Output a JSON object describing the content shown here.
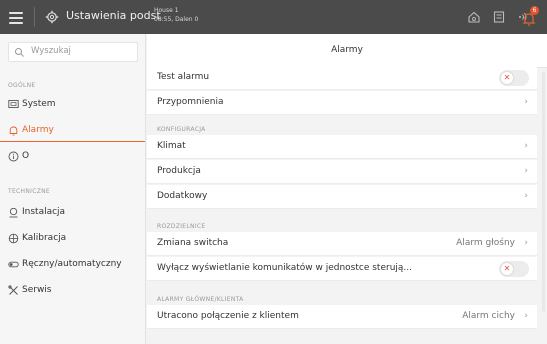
{
  "topbar": {
    "app_title": "Ustawienia podst",
    "house_name": "House 1",
    "house_info": "08:55, Dalen 0",
    "notification_count": "6"
  },
  "sidebar": {
    "search_placeholder": "Wyszukaj",
    "sections": {
      "general": "OGÓLNE",
      "technical": "TECHNICZNE"
    },
    "items": [
      {
        "label": "System",
        "icon": "monitor-icon"
      },
      {
        "label": "Alarmy",
        "icon": "bell-icon",
        "active": true
      },
      {
        "label": "O",
        "icon": "info-icon"
      },
      {
        "label": "Instalacja",
        "icon": "installation-icon"
      },
      {
        "label": "Kalibracja",
        "icon": "calibration-icon"
      },
      {
        "label": "Ręczny/automatyczny",
        "icon": "manual-auto-icon"
      },
      {
        "label": "Serwis",
        "icon": "wrench-icon"
      }
    ]
  },
  "main": {
    "title": "Alarmy",
    "rows": {
      "test_alarm": "Test alarmu",
      "reminders": "Przypomnienia"
    },
    "configuration": {
      "section": "KONFIGURACJA",
      "climate": "Klimat",
      "production": "Produkcja",
      "additional": "Dodatkowy"
    },
    "switchboards": {
      "section": "ROZDZIELNICE",
      "switch_change": "Zmiana switcha",
      "switch_change_value": "Alarm głośny",
      "disable_messages": "Wyłącz wyświetlanie komunikatów w jednostce sterują..."
    },
    "client_alarms": {
      "section": "ALARMY GŁÓWNE/KLIENTA",
      "lost_connection": "Utracono połączenie z klientem",
      "lost_connection_value": "Alarm cichy"
    }
  },
  "colors": {
    "accent": "#e5632f",
    "topbar": "#4b4b4b",
    "badge": "#e5532f"
  }
}
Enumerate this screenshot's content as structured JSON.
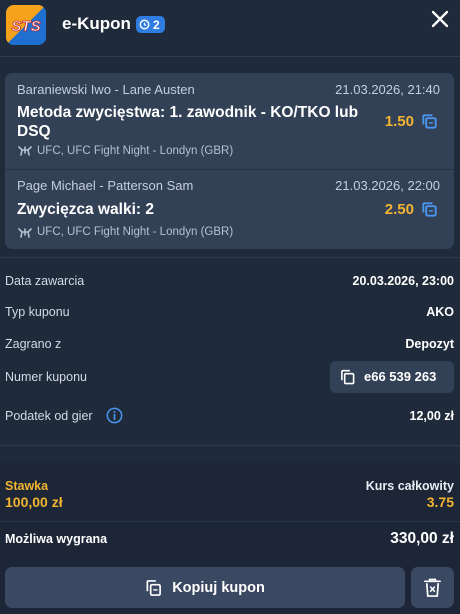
{
  "header": {
    "logo_text": "STS",
    "title": "e-Kupon",
    "badge_count": "2"
  },
  "bets": [
    {
      "match": "Baraniewski Iwo - Lane Austen",
      "date": "21.03.2026, 21:40",
      "market": "Metoda zwycięstwa: 1. zawodnik - KO/TKO lub DSQ",
      "odds": "1.50",
      "league": "UFC, UFC Fight Night - Londyn (GBR)"
    },
    {
      "match": "Page Michael - Patterson Sam",
      "date": "21.03.2026, 22:00",
      "market": "Zwycięzca walki: 2",
      "odds": "2.50",
      "league": "UFC, UFC Fight Night - Londyn (GBR)"
    }
  ],
  "details": {
    "date_label": "Data zawarcia",
    "date_value": "20.03.2026, 23:00",
    "type_label": "Typ kuponu",
    "type_value": "AKO",
    "played_label": "Zagrano z",
    "played_value": "Depozyt",
    "number_label": "Numer kuponu",
    "number_value": "e66 539 263",
    "tax_label": "Podatek od gier",
    "tax_value": "12,00 zł"
  },
  "summary": {
    "stake_label": "Stawka",
    "stake_value": "100,00 zł",
    "total_odds_label": "Kurs całkowity",
    "total_odds_value": "3.75",
    "win_label": "Możliwa wygrana",
    "win_value": "330,00 zł"
  },
  "actions": {
    "copy_label": "Kopiuj kupon"
  },
  "colors": {
    "background": "#1f2a3a",
    "card": "#334157",
    "accent_gold": "#f2b431",
    "accent_blue": "#2f7de0"
  }
}
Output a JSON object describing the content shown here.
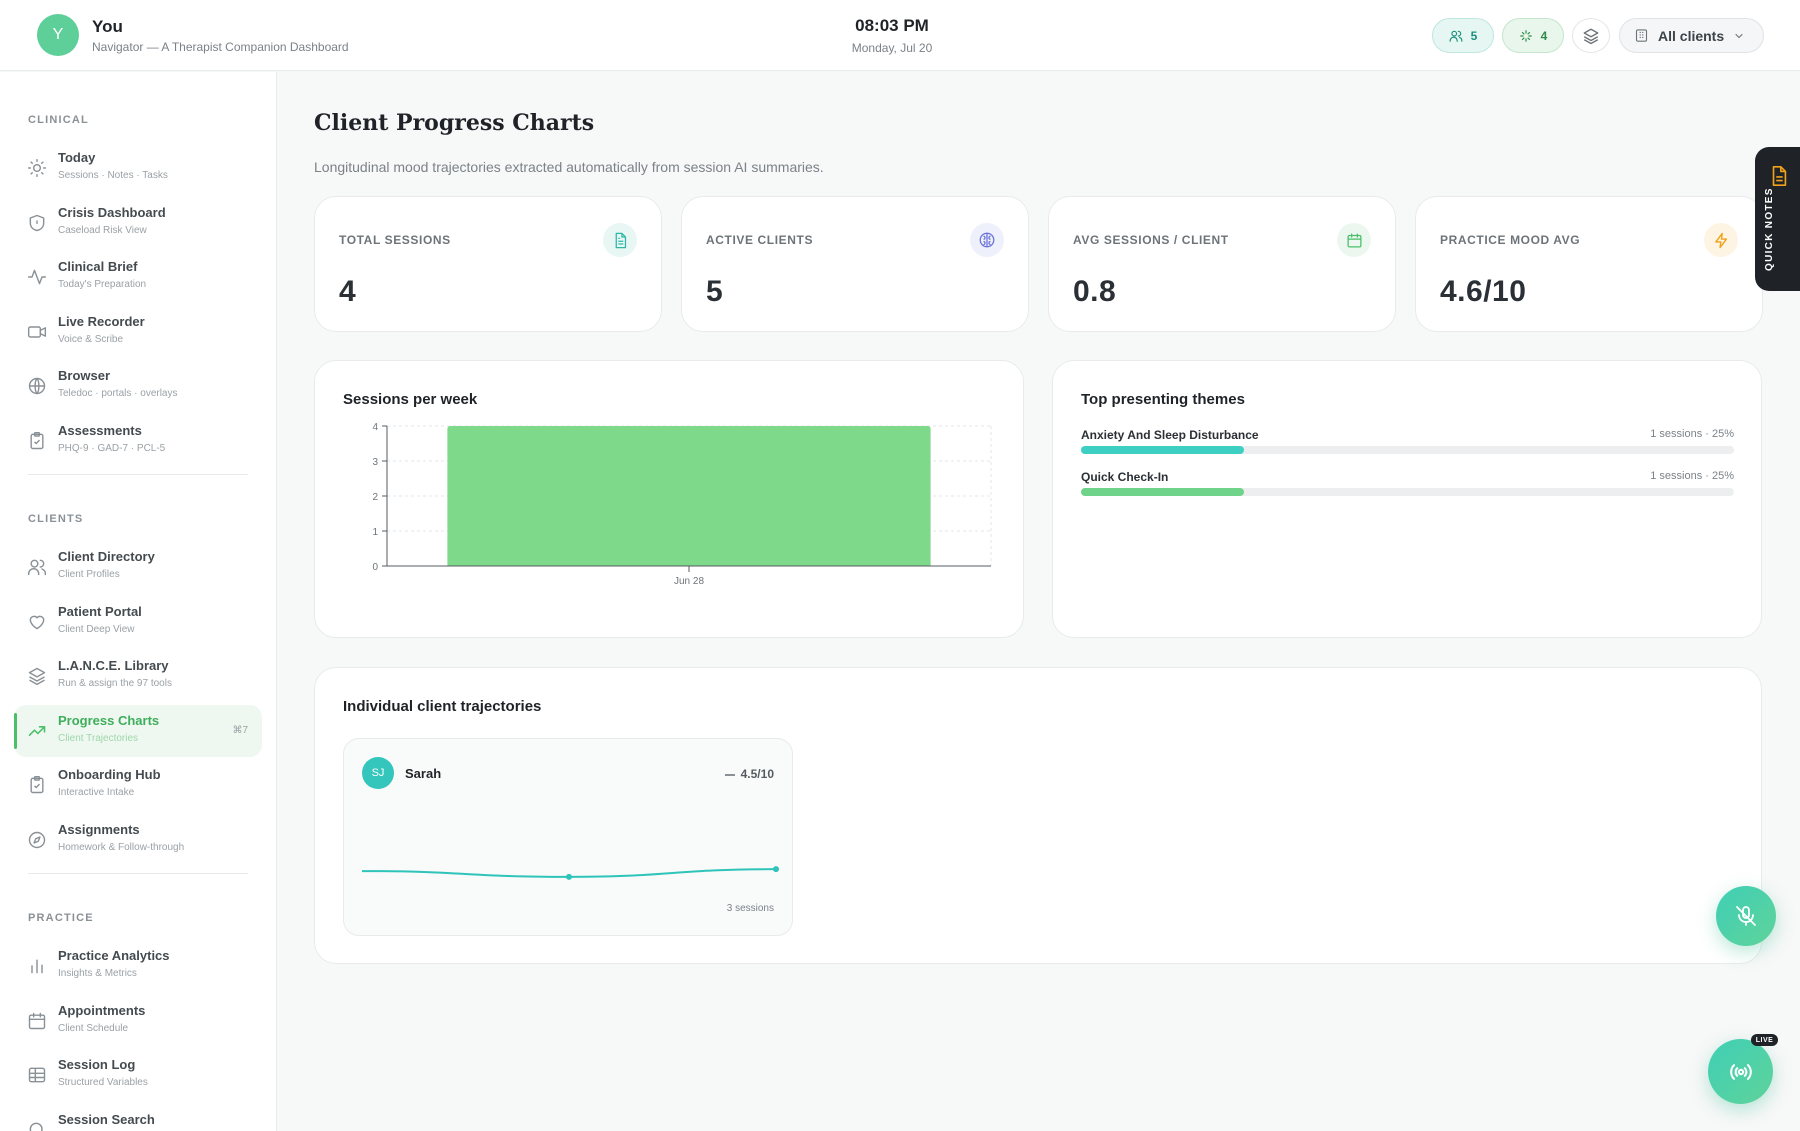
{
  "header": {
    "avatar_initial": "Y",
    "user_name": "You",
    "subtitle": "Navigator — A Therapist Companion Dashboard",
    "time": "08:03 PM",
    "date": "Monday, Jul 20",
    "clients_count": "5",
    "activity_count": "4",
    "client_filter": "All clients"
  },
  "sidebar": {
    "sections": [
      {
        "label": "CLINICAL",
        "items": [
          {
            "title": "Today",
            "sub": "Sessions · Notes · Tasks",
            "icon": "sun-icon"
          },
          {
            "title": "Crisis Dashboard",
            "sub": "Caseload Risk View",
            "icon": "shield-icon"
          },
          {
            "title": "Clinical Brief",
            "sub": "Today's Preparation",
            "icon": "activity-icon"
          },
          {
            "title": "Live Recorder",
            "sub": "Voice & Scribe",
            "icon": "video-icon"
          },
          {
            "title": "Browser",
            "sub": "Teledoc · portals · overlays",
            "icon": "globe-icon"
          },
          {
            "title": "Assessments",
            "sub": "PHQ-9 · GAD-7 · PCL-5",
            "icon": "clipboard-check-icon"
          }
        ]
      },
      {
        "label": "CLIENTS",
        "items": [
          {
            "title": "Client Directory",
            "sub": "Client Profiles",
            "icon": "users-icon"
          },
          {
            "title": "Patient Portal",
            "sub": "Client Deep View",
            "icon": "heart-icon"
          },
          {
            "title": "L.A.N.C.E. Library",
            "sub": "Run & assign the 97 tools",
            "icon": "layers-icon"
          },
          {
            "title": "Progress Charts",
            "sub": "Client Trajectories",
            "icon": "trending-up-icon",
            "kbd": "⌘7",
            "active": true
          },
          {
            "title": "Onboarding Hub",
            "sub": "Interactive Intake",
            "icon": "clipboard-icon"
          },
          {
            "title": "Assignments",
            "sub": "Homework & Follow-through",
            "icon": "compass-icon"
          }
        ]
      },
      {
        "label": "PRACTICE",
        "items": [
          {
            "title": "Practice Analytics",
            "sub": "Insights & Metrics",
            "icon": "bar-chart-icon"
          },
          {
            "title": "Appointments",
            "sub": "Client Schedule",
            "icon": "calendar-icon"
          },
          {
            "title": "Session Log",
            "sub": "Structured Variables",
            "icon": "table-icon"
          },
          {
            "title": "Session Search",
            "sub": "",
            "icon": "search-icon"
          }
        ]
      }
    ]
  },
  "main": {
    "title": "Client Progress Charts",
    "subtitle": "Longitudinal mood trajectories extracted automatically from session AI summaries.",
    "kpis": [
      {
        "label": "TOTAL SESSIONS",
        "value": "4",
        "icon": "file-text-icon",
        "color": "#2bb8a6",
        "bg": "#e8f7f4"
      },
      {
        "label": "ACTIVE CLIENTS",
        "value": "5",
        "icon": "brain-icon",
        "color": "#6a72d9",
        "bg": "#eef0fb"
      },
      {
        "label": "AVG SESSIONS / CLIENT",
        "value": "0.8",
        "icon": "calendar-icon",
        "color": "#4cbf6a",
        "bg": "#ecf8ef"
      },
      {
        "label": "PRACTICE MOOD AVG",
        "value": "4.6/10",
        "icon": "zap-icon",
        "color": "#f0a21a",
        "bg": "#fdf4e3"
      }
    ],
    "sessions_chart_title": "Sessions per week",
    "themes_title": "Top presenting themes",
    "themes": [
      {
        "name": "Anxiety And Sleep Disturbance",
        "meta": "1 sessions · 25%",
        "pct": 25,
        "color": "#3ccfc2"
      },
      {
        "name": "Quick Check-In",
        "meta": "1 sessions · 25%",
        "pct": 25,
        "color": "#6fd48a"
      }
    ],
    "trajectories_title": "Individual client trajectories",
    "trajectory": {
      "initials": "SJ",
      "name": "Sarah",
      "score": "4.5/10",
      "sessions": "3 sessions",
      "mood_values": [
        5.2,
        4.6,
        5.4
      ],
      "color": "#2fc4ba"
    }
  },
  "chart_data": {
    "type": "bar",
    "categories": [
      "Jun 28"
    ],
    "values": [
      4
    ],
    "title": "Sessions per week",
    "xlabel": "",
    "ylabel": "",
    "ylim": [
      0,
      4
    ],
    "yticks": [
      0,
      1,
      2,
      3,
      4
    ],
    "grid": true,
    "color": "#7fd98a"
  },
  "quick_notes_label": "QUICK NOTES",
  "live_badge": "LIVE"
}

^^^^^^^^^^^^^^^^

## DESCRIPTION OF THE TASK
Print the entries above exactly, taking out only the pictures.

## THE OUTPUT
Output a JSON object describing the content shown here.
{
  "topbar": {
    "app_title": "Ustawienia podst",
    "house_name": "House 1",
    "house_info": "08:55, Dalen 0",
    "notification_count": "6"
  },
  "sidebar": {
    "search_placeholder": "Wyszukaj",
    "sections": {
      "general": "OGÓLNE",
      "technical": "TECHNICZNE"
    },
    "items": [
      {
        "label": "System",
        "icon": "monitor-icon"
      },
      {
        "label": "Alarmy",
        "icon": "bell-icon",
        "active": true
      },
      {
        "label": "O",
        "icon": "info-icon"
      },
      {
        "label": "Instalacja",
        "icon": "installation-icon"
      },
      {
        "label": "Kalibracja",
        "icon": "calibration-icon"
      },
      {
        "label": "Ręczny/automatyczny",
        "icon": "manual-auto-icon"
      },
      {
        "label": "Serwis",
        "icon": "wrench-icon"
      }
    ]
  },
  "main": {
    "title": "Alarmy",
    "rows": {
      "test_alarm": "Test alarmu",
      "reminders": "Przypomnienia"
    },
    "configuration": {
      "section": "KONFIGURACJA",
      "climate": "Klimat",
      "production": "Produkcja",
      "additional": "Dodatkowy"
    },
    "switchboards": {
      "section": "ROZDZIELNICE",
      "switch_change": "Zmiana switcha",
      "switch_change_value": "Alarm głośny",
      "disable_messages": "Wyłącz wyświetlanie komunikatów w jednostce sterują..."
    },
    "client_alarms": {
      "section": "ALARMY GŁÓWNE/KLIENTA",
      "lost_connection": "Utracono połączenie z klientem",
      "lost_connection_value": "Alarm cichy"
    }
  },
  "colors": {
    "accent": "#e5632f",
    "topbar": "#4b4b4b",
    "badge": "#e5532f"
  }
}
Enumerate this screenshot's content as structured JSON.
{
  "header": {
    "logo_text": "STS",
    "title": "e-Kupon",
    "badge_count": "2"
  },
  "bets": [
    {
      "match": "Baraniewski Iwo - Lane Austen",
      "date": "21.03.2026, 21:40",
      "market": "Metoda zwycięstwa: 1. zawodnik - KO/TKO lub DSQ",
      "odds": "1.50",
      "league": "UFC, UFC Fight Night - Londyn (GBR)"
    },
    {
      "match": "Page Michael - Patterson Sam",
      "date": "21.03.2026, 22:00",
      "market": "Zwycięzca walki: 2",
      "odds": "2.50",
      "league": "UFC, UFC Fight Night - Londyn (GBR)"
    }
  ],
  "details": {
    "date_label": "Data zawarcia",
    "date_value": "20.03.2026, 23:00",
    "type_label": "Typ kuponu",
    "type_value": "AKO",
    "played_label": "Zagrano z",
    "played_value": "Depozyt",
    "number_label": "Numer kuponu",
    "number_value": "e66 539 263",
    "tax_label": "Podatek od gier",
    "tax_value": "12,00 zł"
  },
  "summary": {
    "stake_label": "Stawka",
    "stake_value": "100,00 zł",
    "total_odds_label": "Kurs całkowity",
    "total_odds_value": "3.75",
    "win_label": "Możliwa wygrana",
    "win_value": "330,00 zł"
  },
  "actions": {
    "copy_label": "Kopiuj kupon"
  },
  "colors": {
    "background": "#1f2a3a",
    "card": "#334157",
    "accent_gold": "#f2b431",
    "accent_blue": "#2f7de0"
  }
}
Output a JSON object describing the content shown here.
{
  "header": {
    "avatar_initial": "Y",
    "user_name": "You",
    "subtitle": "Navigator — A Therapist Companion Dashboard",
    "time": "08:03 PM",
    "date": "Monday, Jul 20",
    "clients_count": "5",
    "activity_count": "4",
    "client_filter": "All clients"
  },
  "sidebar": {
    "sections": [
      {
        "label": "CLINICAL",
        "items": [
          {
            "title": "Today",
            "sub": "Sessions · Notes · Tasks",
            "icon": "sun-icon"
          },
          {
            "title": "Crisis Dashboard",
            "sub": "Caseload Risk View",
            "icon": "shield-icon"
          },
          {
            "title": "Clinical Brief",
            "sub": "Today's Preparation",
            "icon": "activity-icon"
          },
          {
            "title": "Live Recorder",
            "sub": "Voice & Scribe",
            "icon": "video-icon"
          },
          {
            "title": "Browser",
            "sub": "Teledoc · portals · overlays",
            "icon": "globe-icon"
          },
          {
            "title": "Assessments",
            "sub": "PHQ-9 · GAD-7 · PCL-5",
            "icon": "clipboard-check-icon"
          }
        ]
      },
      {
        "label": "CLIENTS",
        "items": [
          {
            "title": "Client Directory",
            "sub": "Client Profiles",
            "icon": "users-icon"
          },
          {
            "title": "Patient Portal",
            "sub": "Client Deep View",
            "icon": "heart-icon"
          },
          {
            "title": "L.A.N.C.E. Library",
            "sub": "Run & assign the 97 tools",
            "icon": "layers-icon"
          },
          {
            "title": "Progress Charts",
            "sub": "Client Trajectories",
            "icon": "trending-up-icon",
            "kbd": "⌘7",
            "active": true
          },
          {
            "title": "Onboarding Hub",
            "sub": "Interactive Intake",
            "icon": "clipboard-icon"
          },
          {
            "title": "Assignments",
            "sub": "Homework & Follow-through",
            "icon": "compass-icon"
          }
        ]
      },
      {
        "label": "PRACTICE",
        "items": [
          {
            "title": "Practice Analytics",
            "sub": "Insights & Metrics",
            "icon": "bar-chart-icon"
          },
          {
            "title": "Appointments",
            "sub": "Client Schedule",
            "icon": "calendar-icon"
          },
          {
            "title": "Session Log",
            "sub": "Structured Variables",
            "icon": "table-icon"
          },
          {
            "title": "Session Search",
            "sub": "",
            "icon": "search-icon"
          }
        ]
      }
    ]
  },
  "main": {
    "title": "Client Progress Charts",
    "subtitle": "Longitudinal mood trajectories extracted automatically from session AI summaries.",
    "kpis": [
      {
        "label": "TOTAL SESSIONS",
        "value": "4",
        "icon": "file-text-icon",
        "color": "#2bb8a6",
        "bg": "#e8f7f4"
      },
      {
        "label": "ACTIVE CLIENTS",
        "value": "5",
        "icon": "brain-icon",
        "color": "#6a72d9",
        "bg": "#eef0fb"
      },
      {
        "label": "AVG SESSIONS / CLIENT",
        "value": "0.8",
        "icon": "calendar-icon",
        "color": "#4cbf6a",
        "bg": "#ecf8ef"
      },
      {
        "label": "PRACTICE MOOD AVG",
        "value": "4.6/10",
        "icon": "zap-icon",
        "color": "#f0a21a",
        "bg": "#fdf4e3"
      }
    ],
    "sessions_chart_title": "Sessions per week",
    "themes_title": "Top presenting themes",
    "themes": [
      {
        "name": "Anxiety And Sleep Disturbance",
        "meta": "1 sessions · 25%",
        "pct": 25,
        "color": "#3ccfc2"
      },
      {
        "name": "Quick Check-In",
        "meta": "1 sessions · 25%",
        "pct": 25,
        "color": "#6fd48a"
      }
    ],
    "trajectories_title": "Individual client trajectories",
    "trajectory": {
      "initials": "SJ",
      "name": "Sarah",
      "score": "4.5/10",
      "sessions": "3 sessions",
      "mood_values": [
        5.2,
        4.6,
        5.4
      ],
      "color": "#2fc4ba"
    }
  },
  "chart_data": {
    "type": "bar",
    "categories": [
      "Jun 28"
    ],
    "values": [
      4
    ],
    "title": "Sessions per week",
    "xlabel": "",
    "ylabel": "",
    "ylim": [
      0,
      4
    ],
    "yticks": [
      0,
      1,
      2,
      3,
      4
    ],
    "grid": true,
    "color": "#7fd98a"
  },
  "quick_notes_label": "QUICK NOTES",
  "live_badge": "LIVE"
}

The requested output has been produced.